[TASK PROMPT]
Search the material for the word "Grande" and copy each line that holds it.

[MATERIAL FOR THIS TASK]

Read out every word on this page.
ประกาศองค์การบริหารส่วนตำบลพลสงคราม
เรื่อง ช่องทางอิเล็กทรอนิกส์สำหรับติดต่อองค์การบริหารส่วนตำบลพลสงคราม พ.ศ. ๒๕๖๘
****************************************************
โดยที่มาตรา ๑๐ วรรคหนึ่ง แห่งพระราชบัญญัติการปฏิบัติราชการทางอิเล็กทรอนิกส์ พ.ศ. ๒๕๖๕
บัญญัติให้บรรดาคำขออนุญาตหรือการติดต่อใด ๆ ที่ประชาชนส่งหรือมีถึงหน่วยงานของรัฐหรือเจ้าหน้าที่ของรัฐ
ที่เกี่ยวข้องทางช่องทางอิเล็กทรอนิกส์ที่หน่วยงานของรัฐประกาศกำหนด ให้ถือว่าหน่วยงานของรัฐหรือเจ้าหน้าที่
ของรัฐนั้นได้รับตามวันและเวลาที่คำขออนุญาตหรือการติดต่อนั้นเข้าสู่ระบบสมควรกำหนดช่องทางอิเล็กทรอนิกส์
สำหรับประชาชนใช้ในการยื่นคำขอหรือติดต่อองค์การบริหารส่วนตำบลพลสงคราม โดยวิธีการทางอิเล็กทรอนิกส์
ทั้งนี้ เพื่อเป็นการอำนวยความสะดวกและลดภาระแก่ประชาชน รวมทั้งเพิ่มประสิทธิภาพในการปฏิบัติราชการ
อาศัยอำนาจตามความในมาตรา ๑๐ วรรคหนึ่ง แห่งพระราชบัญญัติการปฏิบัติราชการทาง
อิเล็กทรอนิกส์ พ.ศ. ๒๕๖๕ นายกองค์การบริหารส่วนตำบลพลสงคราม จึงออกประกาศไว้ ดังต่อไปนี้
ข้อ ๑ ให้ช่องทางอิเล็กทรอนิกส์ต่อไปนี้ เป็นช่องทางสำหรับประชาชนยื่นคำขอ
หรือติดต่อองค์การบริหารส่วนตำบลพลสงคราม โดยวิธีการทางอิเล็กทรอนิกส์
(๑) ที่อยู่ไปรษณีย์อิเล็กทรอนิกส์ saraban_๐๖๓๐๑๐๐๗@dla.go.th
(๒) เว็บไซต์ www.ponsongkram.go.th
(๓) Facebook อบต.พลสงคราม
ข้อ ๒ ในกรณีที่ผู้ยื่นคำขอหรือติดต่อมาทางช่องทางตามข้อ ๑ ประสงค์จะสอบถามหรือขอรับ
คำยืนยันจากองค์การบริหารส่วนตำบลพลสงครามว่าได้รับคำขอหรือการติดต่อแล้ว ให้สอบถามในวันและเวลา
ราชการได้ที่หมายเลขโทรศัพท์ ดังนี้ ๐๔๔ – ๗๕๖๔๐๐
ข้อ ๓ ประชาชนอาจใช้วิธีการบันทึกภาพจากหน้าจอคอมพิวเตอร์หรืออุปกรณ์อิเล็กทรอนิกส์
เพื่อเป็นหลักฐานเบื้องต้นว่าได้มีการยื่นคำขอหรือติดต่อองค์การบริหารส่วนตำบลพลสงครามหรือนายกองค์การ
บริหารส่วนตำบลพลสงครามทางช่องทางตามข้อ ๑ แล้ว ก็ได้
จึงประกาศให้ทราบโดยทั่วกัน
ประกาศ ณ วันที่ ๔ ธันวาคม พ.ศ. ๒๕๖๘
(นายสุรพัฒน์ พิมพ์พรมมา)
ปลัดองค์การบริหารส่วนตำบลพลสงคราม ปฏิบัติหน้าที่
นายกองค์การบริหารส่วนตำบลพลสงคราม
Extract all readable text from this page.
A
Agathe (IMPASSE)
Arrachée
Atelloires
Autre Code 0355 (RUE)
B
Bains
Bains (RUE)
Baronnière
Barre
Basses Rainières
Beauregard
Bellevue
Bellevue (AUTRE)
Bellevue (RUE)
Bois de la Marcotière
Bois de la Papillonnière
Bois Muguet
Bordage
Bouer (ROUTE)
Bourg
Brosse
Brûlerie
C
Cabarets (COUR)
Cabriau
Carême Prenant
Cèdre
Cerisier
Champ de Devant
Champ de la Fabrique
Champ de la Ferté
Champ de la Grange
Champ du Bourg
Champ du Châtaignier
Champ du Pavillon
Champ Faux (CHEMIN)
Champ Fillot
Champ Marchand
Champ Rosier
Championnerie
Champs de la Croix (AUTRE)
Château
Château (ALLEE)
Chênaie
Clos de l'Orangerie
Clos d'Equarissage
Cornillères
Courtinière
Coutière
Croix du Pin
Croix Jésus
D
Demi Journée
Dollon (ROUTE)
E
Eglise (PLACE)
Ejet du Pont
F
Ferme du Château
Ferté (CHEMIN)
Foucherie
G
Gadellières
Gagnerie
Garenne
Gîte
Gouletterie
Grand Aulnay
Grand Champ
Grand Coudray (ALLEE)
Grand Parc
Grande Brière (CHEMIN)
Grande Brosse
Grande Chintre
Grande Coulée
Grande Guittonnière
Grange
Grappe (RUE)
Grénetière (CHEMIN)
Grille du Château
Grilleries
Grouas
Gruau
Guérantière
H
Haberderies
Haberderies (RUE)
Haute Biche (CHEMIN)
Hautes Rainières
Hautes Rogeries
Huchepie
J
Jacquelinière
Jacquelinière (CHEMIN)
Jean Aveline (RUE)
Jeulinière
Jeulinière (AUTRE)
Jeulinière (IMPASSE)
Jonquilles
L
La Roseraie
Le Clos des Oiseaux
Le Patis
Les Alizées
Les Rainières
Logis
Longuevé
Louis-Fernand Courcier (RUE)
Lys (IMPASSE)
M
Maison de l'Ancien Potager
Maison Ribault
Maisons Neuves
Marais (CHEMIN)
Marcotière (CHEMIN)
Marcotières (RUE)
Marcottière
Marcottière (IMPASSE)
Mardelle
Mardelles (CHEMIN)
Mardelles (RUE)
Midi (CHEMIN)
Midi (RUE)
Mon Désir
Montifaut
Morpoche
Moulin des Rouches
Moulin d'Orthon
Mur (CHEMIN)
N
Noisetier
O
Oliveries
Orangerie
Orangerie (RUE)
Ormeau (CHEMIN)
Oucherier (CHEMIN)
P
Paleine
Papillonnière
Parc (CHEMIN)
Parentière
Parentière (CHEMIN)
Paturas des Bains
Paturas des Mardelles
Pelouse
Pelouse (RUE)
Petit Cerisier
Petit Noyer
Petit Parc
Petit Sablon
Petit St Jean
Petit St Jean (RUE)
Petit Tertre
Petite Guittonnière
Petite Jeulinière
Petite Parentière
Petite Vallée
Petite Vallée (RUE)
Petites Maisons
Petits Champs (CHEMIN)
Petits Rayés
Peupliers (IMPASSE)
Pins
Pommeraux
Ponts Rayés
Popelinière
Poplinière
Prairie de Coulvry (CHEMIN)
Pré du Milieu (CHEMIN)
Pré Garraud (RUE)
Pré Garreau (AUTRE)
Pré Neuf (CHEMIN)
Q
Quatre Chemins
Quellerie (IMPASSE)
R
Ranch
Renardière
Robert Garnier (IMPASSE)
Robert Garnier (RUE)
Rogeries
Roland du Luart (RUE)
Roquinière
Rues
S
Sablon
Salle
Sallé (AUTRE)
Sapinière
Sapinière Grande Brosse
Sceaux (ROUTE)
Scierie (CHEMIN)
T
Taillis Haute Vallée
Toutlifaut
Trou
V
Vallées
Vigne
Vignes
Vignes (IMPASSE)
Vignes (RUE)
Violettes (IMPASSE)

[TASK OUTPUT]
Grande Brière (CHEMIN)
Grande Brosse
Grande Chintre
Grande Coulée
Grande Guittonnière
Sapinière Grande Brosse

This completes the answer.